| GIVEN EXERCISE |
Your task is to output the listing word for word, with pictures excluded.
[Begin DATA PROVIDED]
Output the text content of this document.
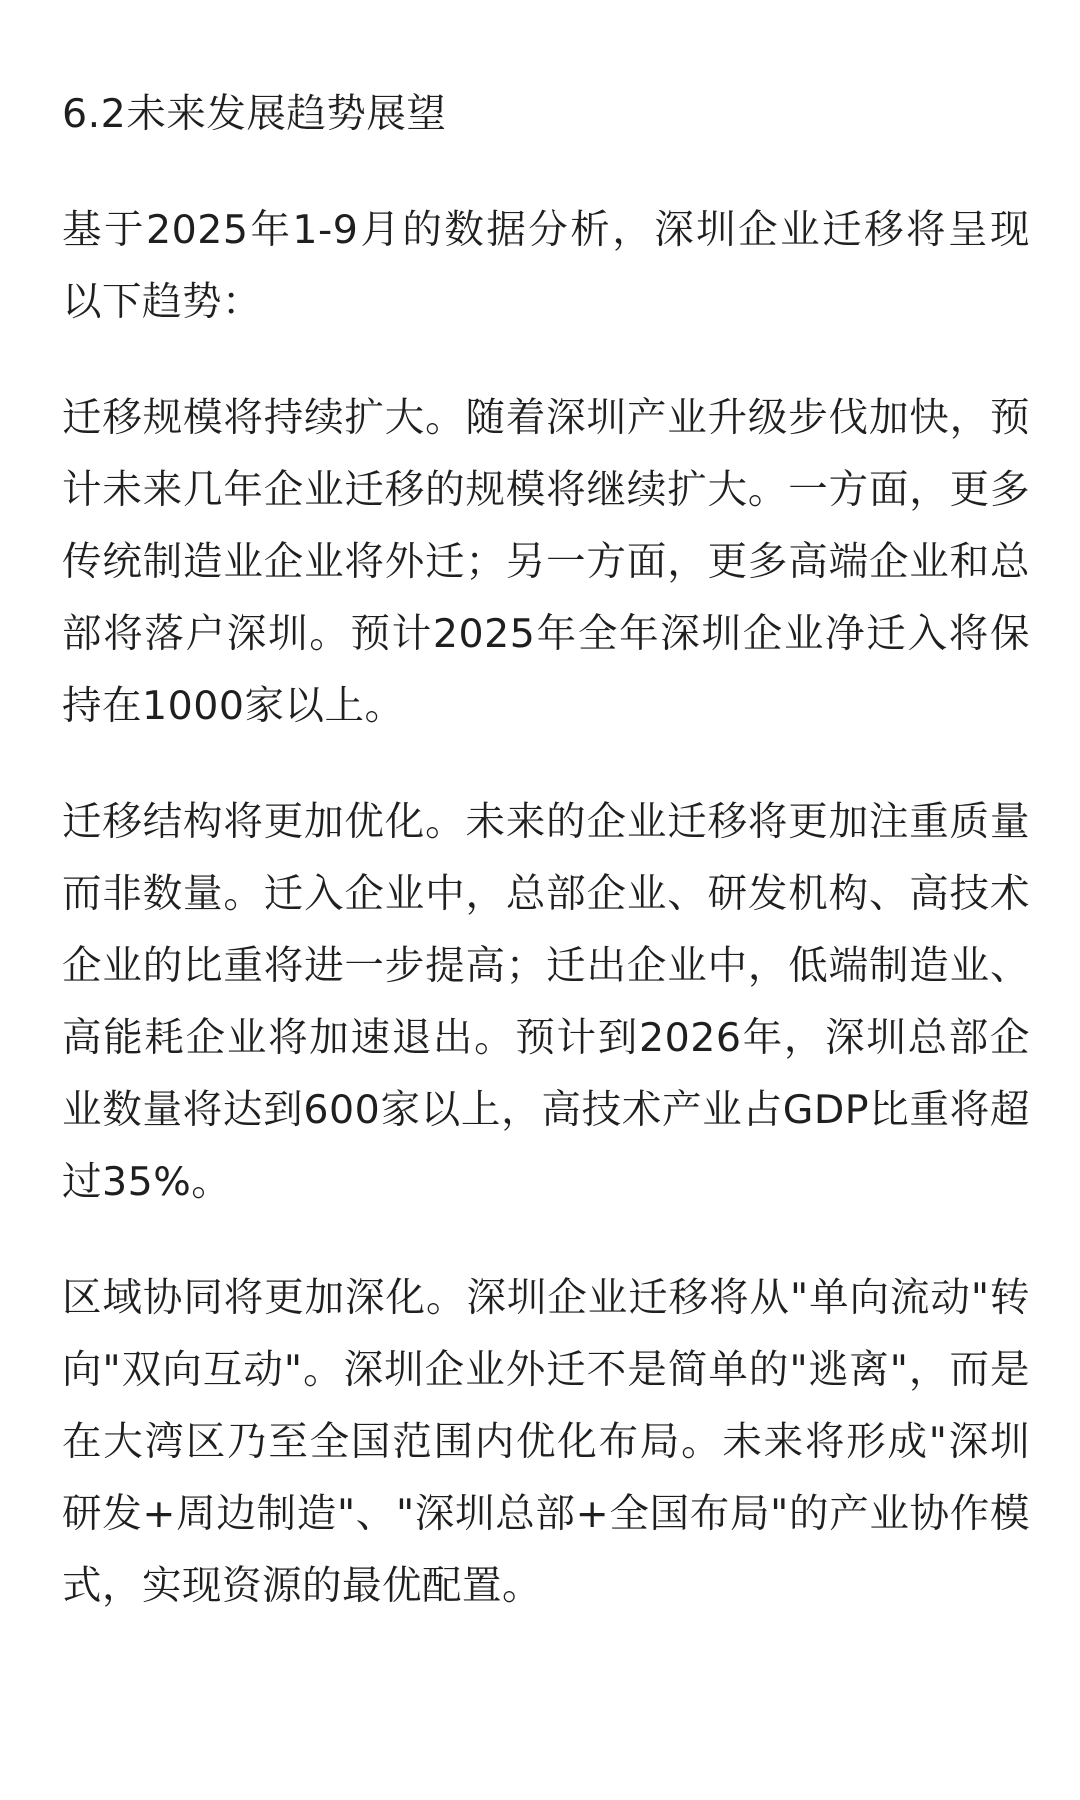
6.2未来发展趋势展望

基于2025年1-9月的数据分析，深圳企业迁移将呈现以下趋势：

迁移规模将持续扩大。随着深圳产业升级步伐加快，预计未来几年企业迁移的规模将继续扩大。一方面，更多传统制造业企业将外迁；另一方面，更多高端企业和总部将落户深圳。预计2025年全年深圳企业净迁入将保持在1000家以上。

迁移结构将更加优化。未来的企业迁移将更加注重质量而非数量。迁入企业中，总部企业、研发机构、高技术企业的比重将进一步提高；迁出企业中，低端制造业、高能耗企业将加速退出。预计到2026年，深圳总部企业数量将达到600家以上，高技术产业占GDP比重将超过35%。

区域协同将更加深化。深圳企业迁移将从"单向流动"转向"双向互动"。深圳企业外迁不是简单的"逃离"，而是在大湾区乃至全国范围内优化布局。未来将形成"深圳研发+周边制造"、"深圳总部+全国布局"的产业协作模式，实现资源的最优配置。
[End DATA PROVIDED]
| ANSWER TO THE TASK |
Output the text content of this document.
6.2未来发展趋势展望

基于2025年1-9月的数据分析，深圳企业迁移将呈现以下趋势：

迁移规模将持续扩大。随着深圳产业升级步伐加快，预计未来几年企业迁移的规模将继续扩大。一方面，更多传统制造业企业将外迁；另一方面，更多高端企业和总部将落户深圳。预计2025年全年深圳企业净迁入将保持在1000家以上。

迁移结构将更加优化。未来的企业迁移将更加注重质量而非数量。迁入企业中，总部企业、研发机构、高技术企业的比重将进一步提高；迁出企业中，低端制造业、高能耗企业将加速退出。预计到2026年，深圳总部企业数量将达到600家以上，高技术产业占GDP比重将超过35%。

区域协同将更加深化。深圳企业迁移将从"单向流动"转向"双向互动"。深圳企业外迁不是简单的"逃离"，而是在大湾区乃至全国范围内优化布局。未来将形成"深圳研发+周边制造"、"深圳总部+全国布局"的产业协作模式，实现资源的最优配置。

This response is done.